[begin DATASET ROWS]

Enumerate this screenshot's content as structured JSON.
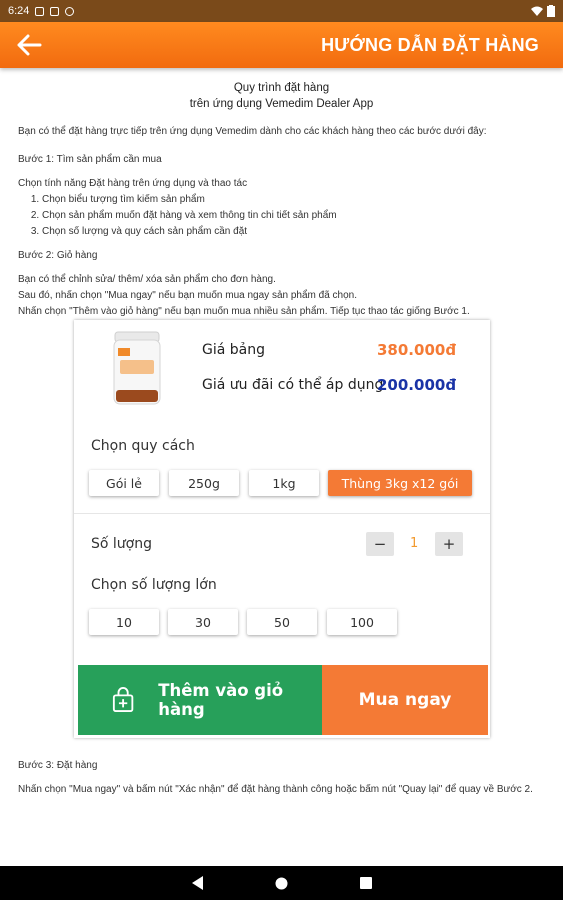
{
  "status_bar": {
    "time": "6:24"
  },
  "app_bar": {
    "title": "HƯỚNG DẪN ĐẶT HÀNG"
  },
  "guide": {
    "title_line1": "Quy trình đặt hàng",
    "title_line2": "trên ứng dụng Vemedim Dealer App",
    "intro": "Bạn có thể đặt hàng trực tiếp trên ứng dụng Vemedim dành cho các khách hàng theo các bước dưới đây:",
    "step1": {
      "heading": "Bước 1: Tìm sản phẩm cần mua",
      "text": "Chọn tính năng Đặt hàng trên ứng dụng và thao tác",
      "items": [
        "Chọn biểu tượng tìm kiếm sản phẩm",
        "Chọn sản phẩm muốn đặt hàng và xem thông tin chi tiết sản phẩm",
        "Chọn số lượng và quy cách sản phẩm cần đặt"
      ]
    },
    "step2": {
      "heading": "Bước 2: Giỏ hàng",
      "lines": [
        "Bạn có thể chỉnh sửa/ thêm/ xóa sản phẩm cho đơn hàng.",
        "Sau đó, nhấn chọn \"Mua ngay\" nếu bạn muốn mua ngay sản phẩm đã chọn.",
        "Nhấn chọn \"Thêm vào giỏ hàng\" nếu bạn muốn mua nhiều sản phẩm. Tiếp tục thao tác giống Bước 1."
      ]
    },
    "step3": {
      "heading": "Bước 3: Đặt hàng",
      "text": "Nhấn chọn \"Mua ngay\" và bấm nút \"Xác nhận\" để đặt hàng thành công hoặc bấm nút \"Quay lại\" để quay về Bước 2."
    }
  },
  "product_card": {
    "list_price_label": "Giá bảng",
    "list_price": "380.000đ",
    "deal_price_label": "Giá ưu đãi có thể áp dụng",
    "deal_price": "200.000đ",
    "spec_label": "Chọn quy cách",
    "specs": [
      "Gói lẻ",
      "250g",
      "1kg",
      "Thùng 3kg x12 gói"
    ],
    "selected_spec": "Thùng 3kg x12 gói",
    "quantity_label": "Số lượng",
    "quantity": "1",
    "minus": "−",
    "plus": "+",
    "bulk_label": "Chọn số lượng lớn",
    "bulk_options": [
      "10",
      "30",
      "50",
      "100"
    ],
    "add_to_cart": "Thêm vào giỏ hàng",
    "buy_now": "Mua ngay"
  },
  "colors": {
    "accent": "#f47a35",
    "list_price": "#f47a35",
    "deal_price": "#1a33a6",
    "add_to_cart_bg": "#27a05a",
    "app_bar": "#f57c1f"
  },
  "icons": [
    "back-arrow-icon",
    "cart-plus-icon",
    "nav-back-icon",
    "nav-home-icon",
    "nav-recents-icon"
  ]
}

[end DATASET ROWS]

- **WHAT YOU ARE ASKED TO DO**
Copy each line above precisely, dropping the pictures.

- **FINISHED ANSWER**
Enumerate this screenshot's content as structured JSON.
{
  "status_bar": {
    "time": "6:24"
  },
  "app_bar": {
    "title": "HƯỚNG DẪN ĐẶT HÀNG"
  },
  "guide": {
    "title_line1": "Quy trình đặt hàng",
    "title_line2": "trên ứng dụng Vemedim Dealer App",
    "intro": "Bạn có thể đặt hàng trực tiếp trên ứng dụng Vemedim dành cho các khách hàng theo các bước dưới đây:",
    "step1": {
      "heading": "Bước 1: Tìm sản phẩm cần mua",
      "text": "Chọn tính năng Đặt hàng trên ứng dụng và thao tác",
      "items": [
        "Chọn biểu tượng tìm kiếm sản phẩm",
        "Chọn sản phẩm muốn đặt hàng và xem thông tin chi tiết sản phẩm",
        "Chọn số lượng và quy cách sản phẩm cần đặt"
      ]
    },
    "step2": {
      "heading": "Bước 2: Giỏ hàng",
      "lines": [
        "Bạn có thể chỉnh sửa/ thêm/ xóa sản phẩm cho đơn hàng.",
        "Sau đó, nhấn chọn \"Mua ngay\" nếu bạn muốn mua ngay sản phẩm đã chọn.",
        "Nhấn chọn \"Thêm vào giỏ hàng\" nếu bạn muốn mua nhiều sản phẩm. Tiếp tục thao tác giống Bước 1."
      ]
    },
    "step3": {
      "heading": "Bước 3: Đặt hàng",
      "text": "Nhấn chọn \"Mua ngay\" và bấm nút \"Xác nhận\" để đặt hàng thành công hoặc bấm nút \"Quay lại\" để quay về Bước 2."
    }
  },
  "product_card": {
    "list_price_label": "Giá bảng",
    "list_price": "380.000đ",
    "deal_price_label": "Giá ưu đãi có thể áp dụng",
    "deal_price": "200.000đ",
    "spec_label": "Chọn quy cách",
    "specs": [
      "Gói lẻ",
      "250g",
      "1kg",
      "Thùng 3kg x12 gói"
    ],
    "selected_spec": "Thùng 3kg x12 gói",
    "quantity_label": "Số lượng",
    "quantity": "1",
    "minus": "−",
    "plus": "+",
    "bulk_label": "Chọn số lượng lớn",
    "bulk_options": [
      "10",
      "30",
      "50",
      "100"
    ],
    "add_to_cart": "Thêm vào giỏ hàng",
    "buy_now": "Mua ngay"
  },
  "colors": {
    "accent": "#f47a35",
    "list_price": "#f47a35",
    "deal_price": "#1a33a6",
    "add_to_cart_bg": "#27a05a",
    "app_bar": "#f57c1f"
  },
  "icons": [
    "back-arrow-icon",
    "cart-plus-icon",
    "nav-back-icon",
    "nav-home-icon",
    "nav-recents-icon"
  ]
}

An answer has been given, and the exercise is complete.